* Supplied passage *
# # # #

1

I am trying to split a string with a word that is on a new line by itself.

For example, I want to split the string into parts whenever I encounter the word "SPLIT". For my use case the word "SPLIT" should only be all by itself on a new line:

I tried str.split("\nSPLIT"), but having trouble making it work for after the word.

Hello there,
SPLIT
how are you?

should return ["Hello there,", "how are you?"]

Hello there, SPLIT how are you?

should return ["Hello there, SPLIT how are you?"]

Hello there,
SPLIT

should return ["Hello there,", ""]

Hello there,
SPLIT how are you?

should return ["Hello there,\nSPLIT how are you?"]

Appreciate the help.

Shrav
  • 369
  • 3
  • 17
  • 2
    Where are you stuck? Please share the code you tried to see where the problem is. – Wiktor Stribiżew Apr 13 '21 at 21:32
  • Yeah, your question isn't totally clear. I'd like to help but I'm not sure what you're asking – Mainly Karma Apr 13 '21 at 21:37
  • not sure if I understood exactly, but something like this might help: `re.match( '^(Hello there,\n)(SPLIT\n)?(how are you?)', mystring, re.MULTILINE)` – EWJ00 Apr 13 '21 at 21:38
  • @WiktorStribiżew I started off with str.split("\nSPLIT") and thought it's kind of easier to achieve this with `split` + regex rather than iterating over and building the substrings again. – Shrav Apr 13 '21 at 21:51
  • Ok, all you need is `re.split(r'\n?^SPLIT$\n?', text, flags=re.M)` – Wiktor Stribiżew Apr 13 '21 at 21:54

1 Answers1

1

You can use

re.split(r'\n?^SPLIT$\n?', text, flags=re.M)

# # # #

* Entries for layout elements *

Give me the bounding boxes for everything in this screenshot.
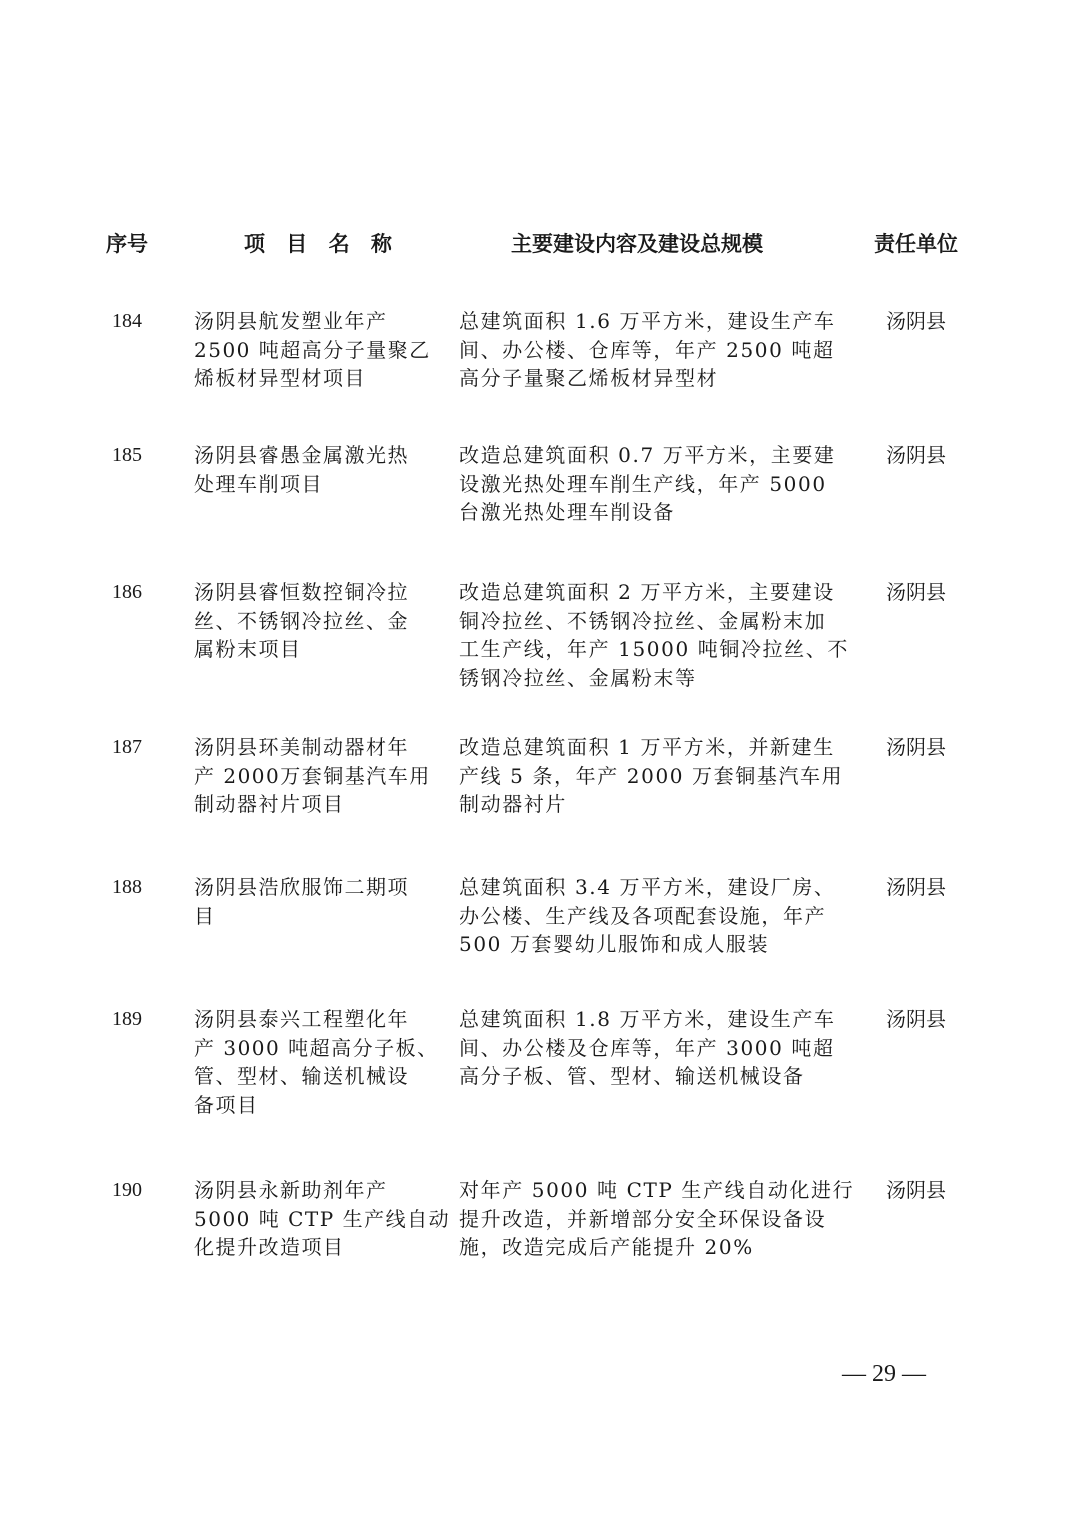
- content-line: 对年产 5000 吨 CTP 生产线自动化进行: [459, 1178, 855, 1202]
- name-line: 产 3000 吨超高分子板、: [194, 1035, 439, 1060]
- name-line: 备项目: [194, 1092, 259, 1117]
- row-responsible-unit: 汤阴县: [886, 443, 946, 467]
- row-content: [459, 1176, 855, 1262]
- content-line: 台激光热处理车削设备: [459, 500, 675, 524]
- row-seq: 189: [112, 1008, 142, 1030]
- row-project-name: [194, 1005, 439, 1119]
- row-seq: 184: [112, 310, 142, 332]
- content-line: 间、办公楼及仓库等，年产 3000 吨超: [459, 1035, 835, 1060]
- content-line: 提升改造，并新增部分安全环保设备设: [459, 1206, 827, 1231]
- content-line: 高分子板、管、型材、输送机械设备: [459, 1064, 805, 1088]
- content-line: 锈钢冷拉丝、金属粉末等: [459, 665, 697, 690]
- row-project-name: [194, 1176, 451, 1262]
- row-project-name: [194, 873, 424, 930]
- name-line: 汤阴县浩欣服饰二期项: [194, 875, 409, 899]
- name-line: 汤阴县睿愚金属激光热: [194, 443, 409, 467]
- table-header: [0, 226, 1080, 262]
- row-responsible-unit: 汤阴县: [886, 580, 946, 604]
- content-line: 铜冷拉丝、不锈钢冷拉丝、金属粉末加: [459, 608, 827, 633]
- content-line: 总建筑面积 1.8 万平方米，建设生产车: [459, 1007, 836, 1031]
- name-line: 5000 吨 CTP 生产线自动: [194, 1206, 451, 1231]
- name-line: 汤阴县航发塑业年产: [194, 309, 388, 333]
- content-line: 设激光热处理车削生产线，年产 5000: [459, 471, 827, 496]
- content-line: 制动器衬片: [459, 792, 567, 816]
- row-seq: 190: [112, 1179, 142, 1201]
- header-responsible-unit: 责任单位: [874, 232, 958, 256]
- page-number: — 29 —: [842, 1361, 926, 1387]
- row-responsible-unit: 汤阴县: [886, 875, 946, 899]
- name-line: 制动器衬片项目: [194, 792, 345, 816]
- row-project-name: [194, 578, 424, 664]
- row-project-name: [194, 441, 424, 498]
- content-line: 总建筑面积 1.6 万平方米，建设生产车: [459, 309, 836, 333]
- name-line: 属粉末项目: [194, 637, 302, 661]
- row-project-name: [194, 307, 431, 393]
- name-line: 汤阴县睿恒数控铜冷拉: [194, 580, 409, 604]
- content-line: 施，改造完成后产能提升 20%: [459, 1235, 754, 1259]
- name-line: 烯板材异型材项目: [194, 366, 366, 390]
- row-responsible-unit: 汤阴县: [886, 1178, 946, 1202]
- name-line: 汤阴县永新助剂年产: [194, 1178, 388, 1202]
- name-line: 汤阴县环美制动器材年: [194, 735, 409, 759]
- name-line: 2500 吨超高分子量聚乙: [194, 337, 431, 362]
- row-responsible-unit: 汤阴县: [886, 1007, 946, 1031]
- row-seq: 187: [112, 736, 142, 758]
- row-responsible-unit: 汤阴县: [886, 309, 946, 333]
- row-responsible-unit: 汤阴县: [886, 735, 946, 759]
- header-project-name: 项 目 名 称: [244, 232, 399, 256]
- row-seq: 185: [112, 444, 142, 466]
- row-seq: 188: [112, 876, 142, 898]
- content-line: 高分子量聚乙烯板材异型材: [459, 366, 719, 390]
- row-content: [459, 441, 836, 527]
- name-line: 汤阴县泰兴工程塑化年: [194, 1007, 409, 1031]
- name-line: 化提升改造项目: [194, 1235, 345, 1259]
- name-line: 丝、不锈钢冷拉丝、金: [194, 608, 409, 633]
- content-line: 办公楼、生产线及各项配套设施，年产: [459, 903, 827, 928]
- content-line: 改造总建筑面积 1 万平方米，并新建生: [459, 735, 835, 759]
- row-content: [459, 307, 836, 393]
- content-line: 500 万套婴幼儿服饰和成人服装: [459, 932, 770, 956]
- header-construction-content: 主要建设内容及建设总规模: [511, 232, 763, 256]
- content-line: 改造总建筑面积 0.7 万平方米，主要建: [459, 443, 836, 467]
- row-content: [459, 733, 844, 819]
- row-content: [459, 1005, 836, 1091]
- name-line: 产 2000万套铜基汽车用: [194, 763, 431, 788]
- row-content: [459, 578, 849, 692]
- row-project-name: [194, 733, 431, 819]
- name-line: 处理车削项目: [194, 471, 323, 496]
- content-line: 产线 5 条，年产 2000 万套铜基汽车用: [459, 763, 844, 788]
- name-line: 管、型材、输送机械设: [194, 1064, 409, 1088]
- header-seq: 序号: [106, 232, 148, 256]
- content-line: 间、办公楼、仓库等，年产 2500 吨超: [459, 337, 835, 362]
- content-line: 改造总建筑面积 2 万平方米，主要建设: [459, 580, 835, 604]
- row-content: [459, 873, 836, 959]
- name-line: 目: [194, 903, 216, 928]
- row-seq: 186: [112, 581, 142, 603]
- content-line: 总建筑面积 3.4 万平方米，建设厂房、: [459, 875, 836, 899]
- content-line: 工生产线，年产 15000 吨铜冷拉丝、不: [459, 637, 849, 661]
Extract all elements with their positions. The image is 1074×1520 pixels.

# # # #

* Exercises *
**1)** Answer these questions about the thread on splitting a string at a lone word:
(a) What call did the asker first try?
(b) What should the input "Hello there, SPLIT how are you?" return?
(c) Which flag does the suggested re.split call pass?
**2)** Continue the thread on splitting a string at a lone word, picking up after its final line of code.

* Results of the exercise *
**1)**
(a) str.split("\nSPLIT")
(b) ["Hello there, SPLIT how are you?"]
(c) re.M

**2)**
re.split(r'(?:^|\n)SPLIT(?:$|\n)', text)

See the Python demo.

The \n?^SPLIT$\n? regex used with re.M flag matches an optional newline char, then makes sure the index is at the start of a line (^) and then matches and consumes SPLIT and then checks if there is end of a line position right after SPLIT and then matches an optional newline char.

The (?:^|\n)SPLIT(?:$|\n) regex just matches either start of string or a newline, SPLIT and then either end of string or a newline char. Note the use of non-capturing groups so as to avoid having newlines or extra empty strings as part of the resulting list.

See the regex demo #1 and regex demo #2.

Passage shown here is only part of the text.